::: Page excerpt
Art objects are another matter. Why are you putting them in there at all if they're not part of the reward? In any case, unless the dungeon is still in use or has only very recently been abandoned, valuable but mundane objects will have survived only in very exceptional circumstances. Normally time, weather, and previous explorers will have removed most items of value.

Magic is yet another issue, but in my world magic items appear as treasure because I expect the PCs to use them. Permanent magic items usually can't be sold without taking weeks or months to find a buyer; they are far too expensive for even kings to casually buy, and they don't generally need to be replaced. This also means, of course, that permanent magic items are made to order and never, ever found sitting in shops waiting for some adventurer to buy.

Ultimately, though, it might be best to talk to your players. It's possible that they have their own ideas about what kind of a game would be the most fun, and talking with them can help you better come to a consensus that everyone will enjoy.


dwayne germaine wrote:
graystone wrote:
Different people enjoy different things from the game. Someone might be ready to 'flip the table' when you take 2/3rds of the game up with RPing picking up the barmaid or fighting rogues while the group sleeps. If one person is 'hogging' the time, the best thing to do is talk it out. Looting is far from the only aspect of the game that can eat up time and cause boredom.
Yeah but at least when someone is picking up the barmaid or fighting rogues I can decide to join in or at least be entertained by the dialogue that is happening. Haggling over the price of 12 longbows, 6 composite shortbows, 10 thunderstones, etc... not so much.
::::::
::: Supplied records
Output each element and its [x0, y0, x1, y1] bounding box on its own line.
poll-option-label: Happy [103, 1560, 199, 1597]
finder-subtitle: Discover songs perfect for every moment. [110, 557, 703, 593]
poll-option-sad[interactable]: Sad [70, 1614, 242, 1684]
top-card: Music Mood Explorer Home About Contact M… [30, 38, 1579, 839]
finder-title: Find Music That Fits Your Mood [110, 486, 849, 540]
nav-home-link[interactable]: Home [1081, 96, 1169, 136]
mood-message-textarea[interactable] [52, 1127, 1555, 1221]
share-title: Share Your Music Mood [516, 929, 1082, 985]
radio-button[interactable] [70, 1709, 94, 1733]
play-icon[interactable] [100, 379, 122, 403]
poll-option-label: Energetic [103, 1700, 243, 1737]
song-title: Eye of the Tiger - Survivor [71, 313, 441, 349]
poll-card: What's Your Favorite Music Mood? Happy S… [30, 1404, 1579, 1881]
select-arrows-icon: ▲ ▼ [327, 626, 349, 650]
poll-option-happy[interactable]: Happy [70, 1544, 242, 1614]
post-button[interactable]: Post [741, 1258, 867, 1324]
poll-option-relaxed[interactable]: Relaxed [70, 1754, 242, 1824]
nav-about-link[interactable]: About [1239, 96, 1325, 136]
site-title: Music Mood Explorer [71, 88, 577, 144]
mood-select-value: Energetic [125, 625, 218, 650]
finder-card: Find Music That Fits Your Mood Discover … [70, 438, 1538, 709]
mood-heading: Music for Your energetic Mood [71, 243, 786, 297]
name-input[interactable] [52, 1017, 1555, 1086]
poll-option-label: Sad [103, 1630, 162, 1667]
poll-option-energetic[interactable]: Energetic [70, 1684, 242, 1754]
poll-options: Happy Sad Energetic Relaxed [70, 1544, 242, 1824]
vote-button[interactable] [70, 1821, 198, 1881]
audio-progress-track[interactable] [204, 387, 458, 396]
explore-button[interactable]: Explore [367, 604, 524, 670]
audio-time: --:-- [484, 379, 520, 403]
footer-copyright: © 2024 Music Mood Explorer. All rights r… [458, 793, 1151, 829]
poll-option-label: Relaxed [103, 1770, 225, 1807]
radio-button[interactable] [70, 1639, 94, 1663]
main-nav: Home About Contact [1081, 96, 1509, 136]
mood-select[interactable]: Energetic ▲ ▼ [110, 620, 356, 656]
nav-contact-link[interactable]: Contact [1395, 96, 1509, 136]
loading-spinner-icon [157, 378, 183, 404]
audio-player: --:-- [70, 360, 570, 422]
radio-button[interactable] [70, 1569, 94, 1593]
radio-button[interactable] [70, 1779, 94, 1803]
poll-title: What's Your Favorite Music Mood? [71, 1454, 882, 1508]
::::::
Requirements —
1. In the forum excerpt on dungeon treasure, what normally removes most items of value from a dungeon?
2. List every item, with its quantity, that the forum excerpt names as something haggled over.
Answer from the forum excerpt only, not from the material.

Solutions below —
1. Time, weather, and previous explorers.

2.
- 12 longbows
- 6 composite shortbows
- 10 thunderstones